Set exercise | Write each line out again exactly as written.

Given entries |
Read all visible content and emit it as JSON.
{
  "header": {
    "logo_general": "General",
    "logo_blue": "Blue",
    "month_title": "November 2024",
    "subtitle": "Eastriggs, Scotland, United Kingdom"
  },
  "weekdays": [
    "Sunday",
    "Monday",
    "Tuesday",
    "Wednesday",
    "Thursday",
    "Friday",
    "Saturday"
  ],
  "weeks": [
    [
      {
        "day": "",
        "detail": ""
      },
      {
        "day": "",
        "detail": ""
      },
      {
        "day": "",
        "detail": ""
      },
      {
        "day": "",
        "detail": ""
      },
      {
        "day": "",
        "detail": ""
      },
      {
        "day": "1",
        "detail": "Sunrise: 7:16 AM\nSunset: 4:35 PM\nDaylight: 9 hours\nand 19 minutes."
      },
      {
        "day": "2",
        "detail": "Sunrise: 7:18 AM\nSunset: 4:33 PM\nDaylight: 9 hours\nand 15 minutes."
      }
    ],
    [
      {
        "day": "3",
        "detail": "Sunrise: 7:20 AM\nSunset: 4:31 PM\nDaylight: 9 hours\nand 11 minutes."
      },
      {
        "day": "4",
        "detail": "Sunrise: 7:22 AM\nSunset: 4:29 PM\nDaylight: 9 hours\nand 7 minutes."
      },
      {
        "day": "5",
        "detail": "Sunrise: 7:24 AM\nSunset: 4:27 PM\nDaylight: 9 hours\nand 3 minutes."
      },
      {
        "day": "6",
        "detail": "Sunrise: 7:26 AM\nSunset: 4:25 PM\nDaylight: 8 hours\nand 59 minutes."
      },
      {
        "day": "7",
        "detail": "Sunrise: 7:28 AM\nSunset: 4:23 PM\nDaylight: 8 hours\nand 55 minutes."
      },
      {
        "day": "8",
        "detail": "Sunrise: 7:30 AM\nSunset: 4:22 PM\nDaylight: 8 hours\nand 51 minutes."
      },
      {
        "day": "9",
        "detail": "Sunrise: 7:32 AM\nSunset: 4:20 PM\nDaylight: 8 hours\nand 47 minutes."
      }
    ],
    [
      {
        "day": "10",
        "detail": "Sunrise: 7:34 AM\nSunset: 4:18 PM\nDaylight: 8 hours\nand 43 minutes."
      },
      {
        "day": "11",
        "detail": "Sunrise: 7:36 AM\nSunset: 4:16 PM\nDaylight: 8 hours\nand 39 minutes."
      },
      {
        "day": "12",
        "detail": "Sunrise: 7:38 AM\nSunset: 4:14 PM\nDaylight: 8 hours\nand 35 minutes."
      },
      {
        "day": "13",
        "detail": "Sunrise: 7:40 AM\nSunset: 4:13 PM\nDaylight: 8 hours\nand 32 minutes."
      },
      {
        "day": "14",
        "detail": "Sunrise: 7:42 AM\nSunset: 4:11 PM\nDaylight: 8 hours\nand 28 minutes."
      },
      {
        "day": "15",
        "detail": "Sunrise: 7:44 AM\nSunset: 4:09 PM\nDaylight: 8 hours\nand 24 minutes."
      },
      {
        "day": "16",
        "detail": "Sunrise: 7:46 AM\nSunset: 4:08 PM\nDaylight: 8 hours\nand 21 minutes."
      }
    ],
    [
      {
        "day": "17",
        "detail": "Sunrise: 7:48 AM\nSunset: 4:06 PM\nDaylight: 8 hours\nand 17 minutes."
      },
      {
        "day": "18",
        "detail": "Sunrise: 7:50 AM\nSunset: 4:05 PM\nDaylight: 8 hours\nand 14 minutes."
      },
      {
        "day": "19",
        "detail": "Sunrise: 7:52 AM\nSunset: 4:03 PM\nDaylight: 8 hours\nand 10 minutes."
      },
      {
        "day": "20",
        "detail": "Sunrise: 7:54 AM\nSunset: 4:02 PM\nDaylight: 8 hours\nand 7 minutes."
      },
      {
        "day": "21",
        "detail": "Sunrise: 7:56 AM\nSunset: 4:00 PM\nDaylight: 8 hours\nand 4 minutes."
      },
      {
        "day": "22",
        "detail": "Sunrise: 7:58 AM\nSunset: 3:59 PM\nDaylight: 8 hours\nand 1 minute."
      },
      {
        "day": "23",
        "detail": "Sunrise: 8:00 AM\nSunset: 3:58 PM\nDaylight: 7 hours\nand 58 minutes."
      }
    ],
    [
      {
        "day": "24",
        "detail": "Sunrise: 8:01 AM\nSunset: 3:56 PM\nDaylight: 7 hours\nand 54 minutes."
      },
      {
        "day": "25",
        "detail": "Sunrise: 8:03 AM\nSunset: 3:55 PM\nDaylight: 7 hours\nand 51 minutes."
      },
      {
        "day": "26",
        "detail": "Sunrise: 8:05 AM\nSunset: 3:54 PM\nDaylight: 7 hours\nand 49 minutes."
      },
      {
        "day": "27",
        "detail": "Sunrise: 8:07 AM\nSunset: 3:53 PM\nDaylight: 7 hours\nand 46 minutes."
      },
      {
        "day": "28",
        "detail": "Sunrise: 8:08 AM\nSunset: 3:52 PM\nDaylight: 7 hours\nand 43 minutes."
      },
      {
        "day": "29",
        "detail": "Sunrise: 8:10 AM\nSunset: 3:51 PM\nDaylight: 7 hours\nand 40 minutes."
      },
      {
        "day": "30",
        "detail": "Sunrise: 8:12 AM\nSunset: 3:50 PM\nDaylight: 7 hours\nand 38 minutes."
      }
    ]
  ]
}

Written answer |
Read all visible content and emit it as JSON.
{
  "header": {
    "logo_general": "General",
    "logo_blue": "Blue",
    "month_title": "November 2024",
    "subtitle": "Eastriggs, Scotland, United Kingdom"
  },
  "weekdays": [
    "Sunday",
    "Monday",
    "Tuesday",
    "Wednesday",
    "Thursday",
    "Friday",
    "Saturday"
  ],
  "weeks": [
    [
      {
        "day": "",
        "detail": ""
      },
      {
        "day": "",
        "detail": ""
      },
      {
        "day": "",
        "detail": ""
      },
      {
        "day": "",
        "detail": ""
      },
      {
        "day": "",
        "detail": ""
      },
      {
        "day": "1",
        "detail": "Sunrise: 7:16 AM\nSunset: 4:35 PM\nDaylight: 9 hours\nand 19 minutes."
      },
      {
        "day": "2",
        "detail": "Sunrise: 7:18 AM\nSunset: 4:33 PM\nDaylight: 9 hours\nand 15 minutes."
      }
    ],
    [
      {
        "day": "3",
        "detail": "Sunrise: 7:20 AM\nSunset: 4:31 PM\nDaylight: 9 hours\nand 11 minutes."
      },
      {
        "day": "4",
        "detail": "Sunrise: 7:22 AM\nSunset: 4:29 PM\nDaylight: 9 hours\nand 7 minutes."
      },
      {
        "day": "5",
        "detail": "Sunrise: 7:24 AM\nSunset: 4:27 PM\nDaylight: 9 hours\nand 3 minutes."
      },
      {
        "day": "6",
        "detail": "Sunrise: 7:26 AM\nSunset: 4:25 PM\nDaylight: 8 hours\nand 59 minutes."
      },
      {
        "day": "7",
        "detail": "Sunrise: 7:28 AM\nSunset: 4:23 PM\nDaylight: 8 hours\nand 55 minutes."
      },
      {
        "day": "8",
        "detail": "Sunrise: 7:30 AM\nSunset: 4:22 PM\nDaylight: 8 hours\nand 51 minutes."
      },
      {
        "day": "9",
        "detail": "Sunrise: 7:32 AM\nSunset: 4:20 PM\nDaylight: 8 hours\nand 47 minutes."
      }
    ],
    [
      {
        "day": "10",
        "detail": "Sunrise: 7:34 AM\nSunset: 4:18 PM\nDaylight: 8 hours\nand 43 minutes."
      },
      {
        "day": "11",
        "detail": "Sunrise: 7:36 AM\nSunset: 4:16 PM\nDaylight: 8 hours\nand 39 minutes."
      },
      {
        "day": "12",
        "detail": "Sunrise: 7:38 AM\nSunset: 4:14 PM\nDaylight: 8 hours\nand 35 minutes."
      },
      {
        "day": "13",
        "detail": "Sunrise: 7:40 AM\nSunset: 4:13 PM\nDaylight: 8 hours\nand 32 minutes."
      },
      {
        "day": "14",
        "detail": "Sunrise: 7:42 AM\nSunset: 4:11 PM\nDaylight: 8 hours\nand 28 minutes."
      },
      {
        "day": "15",
        "detail": "Sunrise: 7:44 AM\nSunset: 4:09 PM\nDaylight: 8 hours\nand 24 minutes."
      },
      {
        "day": "16",
        "detail": "Sunrise: 7:46 AM\nSunset: 4:08 PM\nDaylight: 8 hours\nand 21 minutes."
      }
    ],
    [
      {
        "day": "17",
        "detail": "Sunrise: 7:48 AM\nSunset: 4:06 PM\nDaylight: 8 hours\nand 17 minutes."
      },
      {
        "day": "18",
        "detail": "Sunrise: 7:50 AM\nSunset: 4:05 PM\nDaylight: 8 hours\nand 14 minutes."
      },
      {
        "day": "19",
        "detail": "Sunrise: 7:52 AM\nSunset: 4:03 PM\nDaylight: 8 hours\nand 10 minutes."
      },
      {
        "day": "20",
        "detail": "Sunrise: 7:54 AM\nSunset: 4:02 PM\nDaylight: 8 hours\nand 7 minutes."
      },
      {
        "day": "21",
        "detail": "Sunrise: 7:56 AM\nSunset: 4:00 PM\nDaylight: 8 hours\nand 4 minutes."
      },
      {
        "day": "22",
        "detail": "Sunrise: 7:58 AM\nSunset: 3:59 PM\nDaylight: 8 hours\nand 1 minute."
      },
      {
        "day": "23",
        "detail": "Sunrise: 8:00 AM\nSunset: 3:58 PM\nDaylight: 7 hours\nand 58 minutes."
      }
    ],
    [
      {
        "day": "24",
        "detail": "Sunrise: 8:01 AM\nSunset: 3:56 PM\nDaylight: 7 hours\nand 54 minutes."
      },
      {
        "day": "25",
        "detail": "Sunrise: 8:03 AM\nSunset: 3:55 PM\nDaylight: 7 hours\nand 51 minutes."
      },
      {
        "day": "26",
        "detail": "Sunrise: 8:05 AM\nSunset: 3:54 PM\nDaylight: 7 hours\nand 49 minutes."
      },
      {
        "day": "27",
        "detail": "Sunrise: 8:07 AM\nSunset: 3:53 PM\nDaylight: 7 hours\nand 46 minutes."
      },
      {
        "day": "28",
        "detail": "Sunrise: 8:08 AM\nSunset: 3:52 PM\nDaylight: 7 hours\nand 43 minutes."
      },
      {
        "day": "29",
        "detail": "Sunrise: 8:10 AM\nSunset: 3:51 PM\nDaylight: 7 hours\nand 40 minutes."
      },
      {
        "day": "30",
        "detail": "Sunrise: 8:12 AM\nSunset: 3:50 PM\nDaylight: 7 hours\nand 38 minutes."
      }
    ]
  ]
}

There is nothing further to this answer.